■ **TO BE DONE**
Pick out each line in these entries that contains the string "System".

■ **EXERCISE INPUT**

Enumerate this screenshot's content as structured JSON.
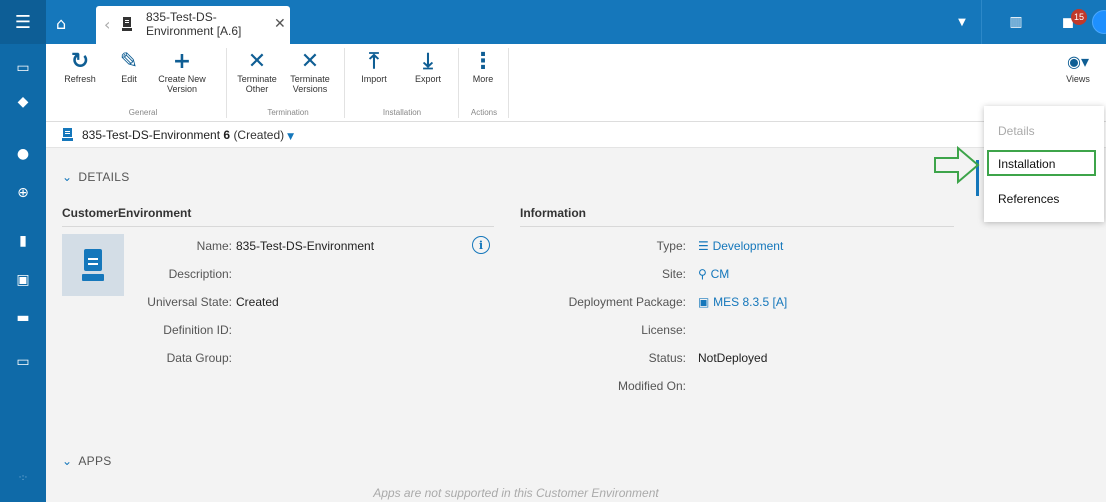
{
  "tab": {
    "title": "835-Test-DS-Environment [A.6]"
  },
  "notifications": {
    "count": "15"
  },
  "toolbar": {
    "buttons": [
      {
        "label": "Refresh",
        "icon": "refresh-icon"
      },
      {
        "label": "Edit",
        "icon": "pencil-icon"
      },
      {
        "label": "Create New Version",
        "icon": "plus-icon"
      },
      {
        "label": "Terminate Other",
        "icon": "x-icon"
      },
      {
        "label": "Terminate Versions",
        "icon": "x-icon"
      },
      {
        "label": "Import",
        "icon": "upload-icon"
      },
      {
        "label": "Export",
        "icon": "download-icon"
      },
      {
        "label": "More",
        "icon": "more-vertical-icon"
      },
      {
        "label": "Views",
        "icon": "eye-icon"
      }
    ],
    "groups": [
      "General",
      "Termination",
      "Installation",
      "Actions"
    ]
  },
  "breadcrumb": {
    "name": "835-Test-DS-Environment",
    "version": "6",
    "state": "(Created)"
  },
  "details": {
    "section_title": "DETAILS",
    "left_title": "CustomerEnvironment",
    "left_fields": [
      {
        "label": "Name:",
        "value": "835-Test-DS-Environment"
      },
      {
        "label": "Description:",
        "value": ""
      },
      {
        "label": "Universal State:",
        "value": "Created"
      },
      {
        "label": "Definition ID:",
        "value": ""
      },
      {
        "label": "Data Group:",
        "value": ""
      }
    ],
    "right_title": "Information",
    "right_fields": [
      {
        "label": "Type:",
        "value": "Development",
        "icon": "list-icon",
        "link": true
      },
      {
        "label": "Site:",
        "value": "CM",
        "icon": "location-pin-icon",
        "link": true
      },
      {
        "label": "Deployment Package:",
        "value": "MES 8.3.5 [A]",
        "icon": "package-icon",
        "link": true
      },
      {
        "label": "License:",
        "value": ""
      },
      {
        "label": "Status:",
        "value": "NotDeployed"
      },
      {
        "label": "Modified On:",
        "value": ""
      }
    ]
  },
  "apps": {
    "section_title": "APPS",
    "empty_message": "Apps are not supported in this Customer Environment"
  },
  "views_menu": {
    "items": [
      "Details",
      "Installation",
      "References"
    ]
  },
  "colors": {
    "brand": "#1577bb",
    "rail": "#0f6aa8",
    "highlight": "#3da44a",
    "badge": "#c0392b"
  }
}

---

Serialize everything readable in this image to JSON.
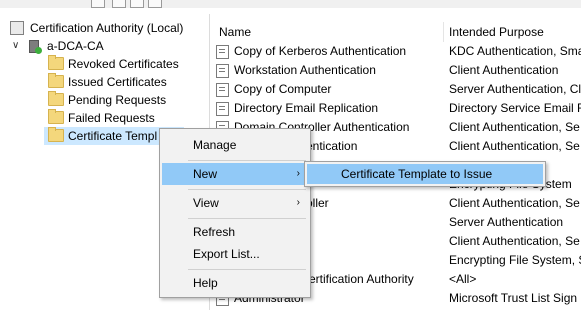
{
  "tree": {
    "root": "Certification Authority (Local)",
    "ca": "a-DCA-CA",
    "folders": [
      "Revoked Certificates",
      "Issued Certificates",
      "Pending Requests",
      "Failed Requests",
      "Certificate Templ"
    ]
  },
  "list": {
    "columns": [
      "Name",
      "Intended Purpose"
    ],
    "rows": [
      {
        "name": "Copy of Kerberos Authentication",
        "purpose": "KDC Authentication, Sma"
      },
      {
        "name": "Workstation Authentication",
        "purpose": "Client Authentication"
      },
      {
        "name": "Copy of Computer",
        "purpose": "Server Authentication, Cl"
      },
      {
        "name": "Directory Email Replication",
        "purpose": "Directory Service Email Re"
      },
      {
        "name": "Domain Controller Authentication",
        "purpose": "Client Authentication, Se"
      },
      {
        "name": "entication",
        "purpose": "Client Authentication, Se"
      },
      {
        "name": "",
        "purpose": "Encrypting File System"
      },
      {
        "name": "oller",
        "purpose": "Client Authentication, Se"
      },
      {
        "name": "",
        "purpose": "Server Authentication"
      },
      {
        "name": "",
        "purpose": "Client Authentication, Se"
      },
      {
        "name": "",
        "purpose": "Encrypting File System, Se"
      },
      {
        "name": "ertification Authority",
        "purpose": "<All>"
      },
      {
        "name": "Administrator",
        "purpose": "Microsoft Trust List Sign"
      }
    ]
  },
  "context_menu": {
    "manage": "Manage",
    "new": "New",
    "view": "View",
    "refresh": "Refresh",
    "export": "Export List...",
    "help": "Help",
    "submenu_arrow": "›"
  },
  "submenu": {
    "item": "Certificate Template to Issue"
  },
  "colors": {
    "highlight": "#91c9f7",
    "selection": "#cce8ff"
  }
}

■ **SOLUTION FOR THIS TASK**
        "purpose": "Encrypting File System"
        "purpose": "Encrypting File System, Se"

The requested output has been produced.